Items from a figure collection:
------------------------------------------------------------
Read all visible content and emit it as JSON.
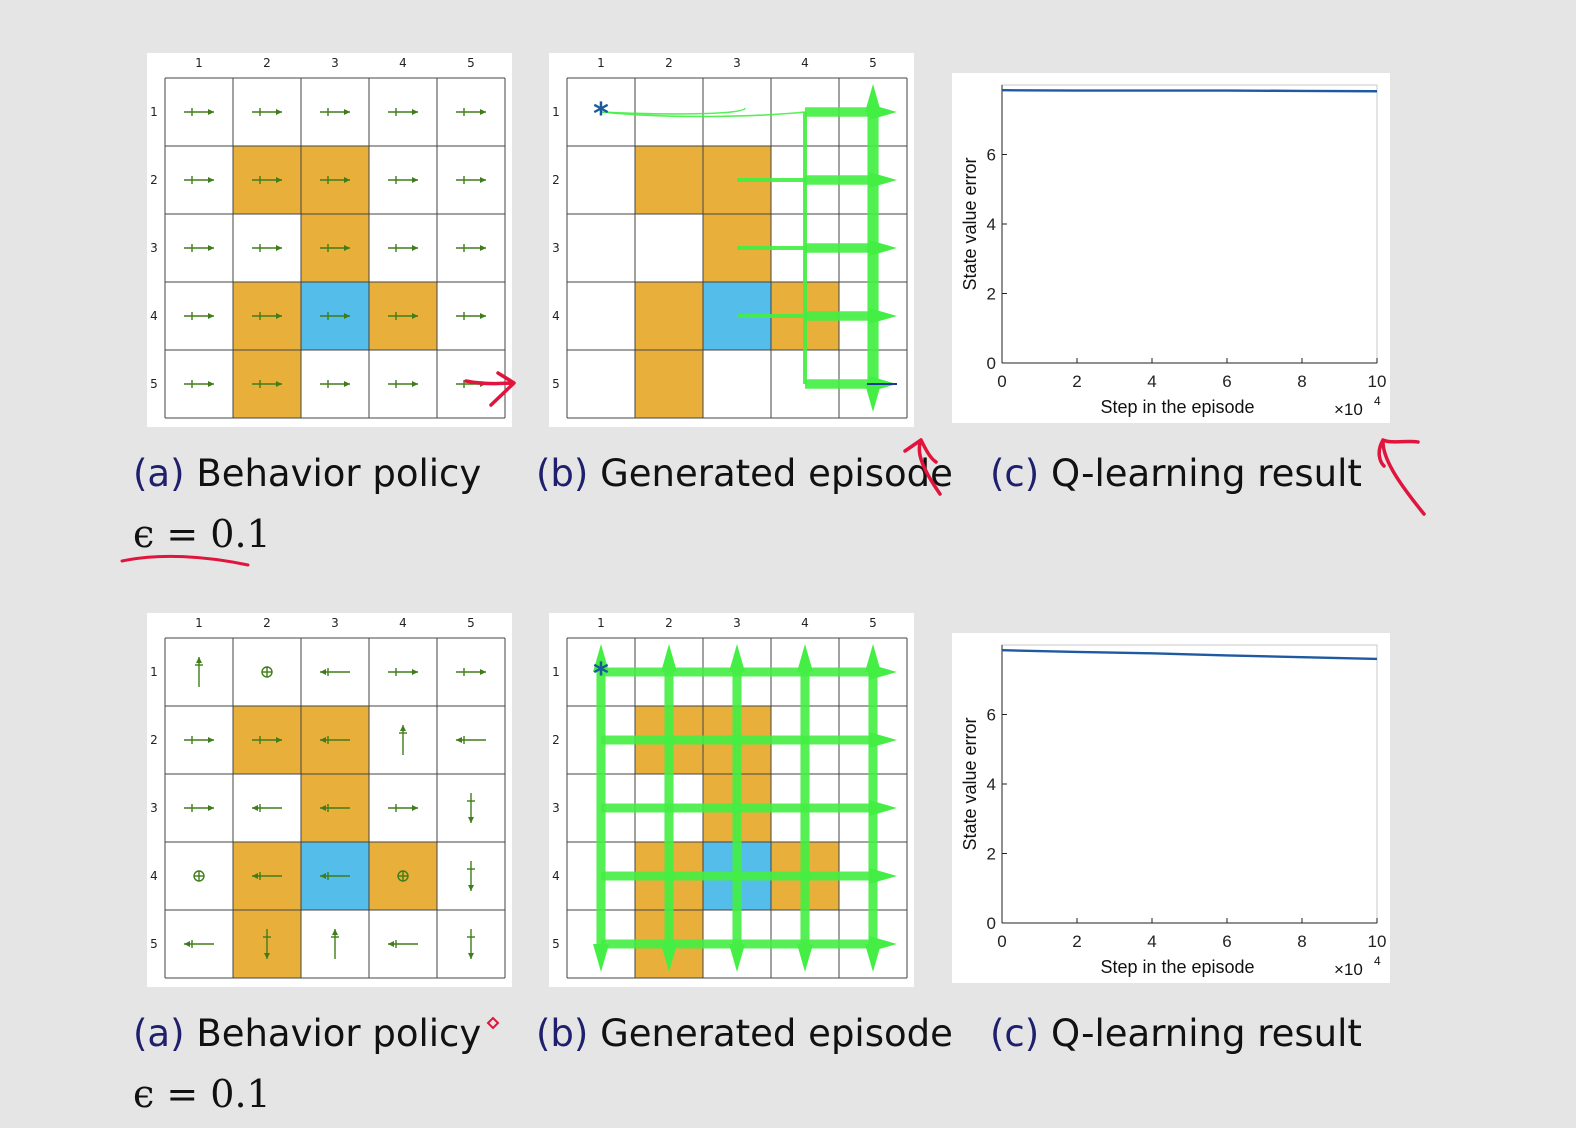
{
  "rows": [
    {
      "id": "top",
      "grid_labels": [
        "1",
        "2",
        "3",
        "4",
        "5"
      ],
      "policy_grid": {
        "forbidden": [
          [
            2,
            2
          ],
          [
            2,
            3
          ],
          [
            3,
            3
          ],
          [
            4,
            2
          ],
          [
            4,
            4
          ],
          [
            5,
            2
          ]
        ],
        "target": [
          4,
          3
        ],
        "actions": [
          [
            "right",
            "right",
            "right",
            "right",
            "right"
          ],
          [
            "right",
            "right",
            "right",
            "right",
            "right"
          ],
          [
            "right",
            "right",
            "right",
            "right",
            "right"
          ],
          [
            "right",
            "right",
            "right",
            "right",
            "right"
          ],
          [
            "right",
            "right",
            "right",
            "right",
            "right"
          ]
        ]
      },
      "episode_grid": {
        "forbidden": [
          [
            2,
            2
          ],
          [
            2,
            3
          ],
          [
            3,
            3
          ],
          [
            4,
            2
          ],
          [
            4,
            4
          ],
          [
            5,
            2
          ]
        ],
        "target": [
          4,
          3
        ],
        "start": [
          1,
          1
        ],
        "start_marker": "*"
      },
      "chart_data": {
        "type": "line",
        "xlabel": "Step in the episode",
        "ylabel": "State value error",
        "x_multiplier": "×10",
        "x_multiplier_exp": "4",
        "xlim": [
          0,
          10
        ],
        "ylim": [
          0,
          8
        ],
        "xticks": [
          "0",
          "2",
          "4",
          "6",
          "8",
          "10"
        ],
        "yticks": [
          "0",
          "2",
          "4",
          "6"
        ],
        "series": [
          {
            "x": [
              0,
              2,
              4,
              6,
              8,
              10
            ],
            "values": [
              7.85,
              7.84,
              7.84,
              7.84,
              7.83,
              7.82
            ]
          }
        ]
      },
      "captions": {
        "a_label": "(a)",
        "a_text": "Behavior policy",
        "b_label": "(b)",
        "b_text": "Generated episode",
        "c_label": "(c)",
        "c_text": "Q-learning result"
      },
      "epsilon": "ϵ = 0.1"
    },
    {
      "id": "bottom",
      "grid_labels": [
        "1",
        "2",
        "3",
        "4",
        "5"
      ],
      "policy_grid": {
        "forbidden": [
          [
            2,
            2
          ],
          [
            2,
            3
          ],
          [
            3,
            3
          ],
          [
            4,
            2
          ],
          [
            4,
            4
          ],
          [
            5,
            2
          ]
        ],
        "target": [
          4,
          3
        ],
        "actions": [
          [
            "up",
            "stay",
            "left",
            "right",
            "right"
          ],
          [
            "right",
            "right",
            "left",
            "up",
            "left"
          ],
          [
            "right",
            "left",
            "left",
            "right",
            "down"
          ],
          [
            "stay",
            "left",
            "left",
            "stay",
            "down"
          ],
          [
            "left",
            "down",
            "up",
            "left",
            "down"
          ]
        ]
      },
      "episode_grid": {
        "forbidden": [
          [
            2,
            2
          ],
          [
            2,
            3
          ],
          [
            3,
            3
          ],
          [
            4,
            2
          ],
          [
            4,
            4
          ],
          [
            5,
            2
          ]
        ],
        "target": [
          4,
          3
        ],
        "start": [
          1,
          1
        ],
        "start_marker": "*"
      },
      "chart_data": {
        "type": "line",
        "xlabel": "Step in the episode",
        "ylabel": "State value error",
        "x_multiplier": "×10",
        "x_multiplier_exp": "4",
        "xlim": [
          0,
          10
        ],
        "ylim": [
          0,
          8
        ],
        "xticks": [
          "0",
          "2",
          "4",
          "6",
          "8",
          "10"
        ],
        "yticks": [
          "0",
          "2",
          "4",
          "6"
        ],
        "series": [
          {
            "x": [
              0,
              2,
              4,
              6,
              8,
              10
            ],
            "values": [
              7.85,
              7.8,
              7.76,
              7.7,
              7.65,
              7.6
            ]
          }
        ]
      },
      "captions": {
        "a_label": "(a)",
        "a_text": "Behavior policy",
        "b_label": "(b)",
        "b_text": "Generated episode",
        "c_label": "(c)",
        "c_text": "Q-learning result"
      },
      "epsilon": "ϵ = 0.1"
    }
  ],
  "colors": {
    "forbidden": "#e8b03a",
    "target": "#55bde9",
    "arrow": "#3f7d1a",
    "trajectory": "#44ee44",
    "curve": "#1e5aa0",
    "caption_label": "#1f1f6e",
    "annotation": "#e0143c"
  }
}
------------------------------------------------------------
* _JOB_
From the material above, reproduce everything verbatim except the pictures.

* _RESULT OF THE EXERCISE_
Read all visible content and emit it as JSON.
{
  "rows": [
    {
      "id": "top",
      "grid_labels": [
        "1",
        "2",
        "3",
        "4",
        "5"
      ],
      "policy_grid": {
        "forbidden": [
          [
            2,
            2
          ],
          [
            2,
            3
          ],
          [
            3,
            3
          ],
          [
            4,
            2
          ],
          [
            4,
            4
          ],
          [
            5,
            2
          ]
        ],
        "target": [
          4,
          3
        ],
        "actions": [
          [
            "right",
            "right",
            "right",
            "right",
            "right"
          ],
          [
            "right",
            "right",
            "right",
            "right",
            "right"
          ],
          [
            "right",
            "right",
            "right",
            "right",
            "right"
          ],
          [
            "right",
            "right",
            "right",
            "right",
            "right"
          ],
          [
            "right",
            "right",
            "right",
            "right",
            "right"
          ]
        ]
      },
      "episode_grid": {
        "forbidden": [
          [
            2,
            2
          ],
          [
            2,
            3
          ],
          [
            3,
            3
          ],
          [
            4,
            2
          ],
          [
            4,
            4
          ],
          [
            5,
            2
          ]
        ],
        "target": [
          4,
          3
        ],
        "start": [
          1,
          1
        ],
        "start_marker": "*"
      },
      "chart_data": {
        "type": "line",
        "xlabel": "Step in the episode",
        "ylabel": "State value error",
        "x_multiplier": "×10",
        "x_multiplier_exp": "4",
        "xlim": [
          0,
          10
        ],
        "ylim": [
          0,
          8
        ],
        "xticks": [
          "0",
          "2",
          "4",
          "6",
          "8",
          "10"
        ],
        "yticks": [
          "0",
          "2",
          "4",
          "6"
        ],
        "series": [
          {
            "x": [
              0,
              2,
              4,
              6,
              8,
              10
            ],
            "values": [
              7.85,
              7.84,
              7.84,
              7.84,
              7.83,
              7.82
            ]
          }
        ]
      },
      "captions": {
        "a_label": "(a)",
        "a_text": "Behavior policy",
        "b_label": "(b)",
        "b_text": "Generated episode",
        "c_label": "(c)",
        "c_text": "Q-learning result"
      },
      "epsilon": "ϵ = 0.1"
    },
    {
      "id": "bottom",
      "grid_labels": [
        "1",
        "2",
        "3",
        "4",
        "5"
      ],
      "policy_grid": {
        "forbidden": [
          [
            2,
            2
          ],
          [
            2,
            3
          ],
          [
            3,
            3
          ],
          [
            4,
            2
          ],
          [
            4,
            4
          ],
          [
            5,
            2
          ]
        ],
        "target": [
          4,
          3
        ],
        "actions": [
          [
            "up",
            "stay",
            "left",
            "right",
            "right"
          ],
          [
            "right",
            "right",
            "left",
            "up",
            "left"
          ],
          [
            "right",
            "left",
            "left",
            "right",
            "down"
          ],
          [
            "stay",
            "left",
            "left",
            "stay",
            "down"
          ],
          [
            "left",
            "down",
            "up",
            "left",
            "down"
          ]
        ]
      },
      "episode_grid": {
        "forbidden": [
          [
            2,
            2
          ],
          [
            2,
            3
          ],
          [
            3,
            3
          ],
          [
            4,
            2
          ],
          [
            4,
            4
          ],
          [
            5,
            2
          ]
        ],
        "target": [
          4,
          3
        ],
        "start": [
          1,
          1
        ],
        "start_marker": "*"
      },
      "chart_data": {
        "type": "line",
        "xlabel": "Step in the episode",
        "ylabel": "State value error",
        "x_multiplier": "×10",
        "x_multiplier_exp": "4",
        "xlim": [
          0,
          10
        ],
        "ylim": [
          0,
          8
        ],
        "xticks": [
          "0",
          "2",
          "4",
          "6",
          "8",
          "10"
        ],
        "yticks": [
          "0",
          "2",
          "4",
          "6"
        ],
        "series": [
          {
            "x": [
              0,
              2,
              4,
              6,
              8,
              10
            ],
            "values": [
              7.85,
              7.8,
              7.76,
              7.7,
              7.65,
              7.6
            ]
          }
        ]
      },
      "captions": {
        "a_label": "(a)",
        "a_text": "Behavior policy",
        "b_label": "(b)",
        "b_text": "Generated episode",
        "c_label": "(c)",
        "c_text": "Q-learning result"
      },
      "epsilon": "ϵ = 0.1"
    }
  ],
  "colors": {
    "forbidden": "#e8b03a",
    "target": "#55bde9",
    "arrow": "#3f7d1a",
    "trajectory": "#44ee44",
    "curve": "#1e5aa0",
    "caption_label": "#1f1f6e",
    "annotation": "#e0143c"
  }
}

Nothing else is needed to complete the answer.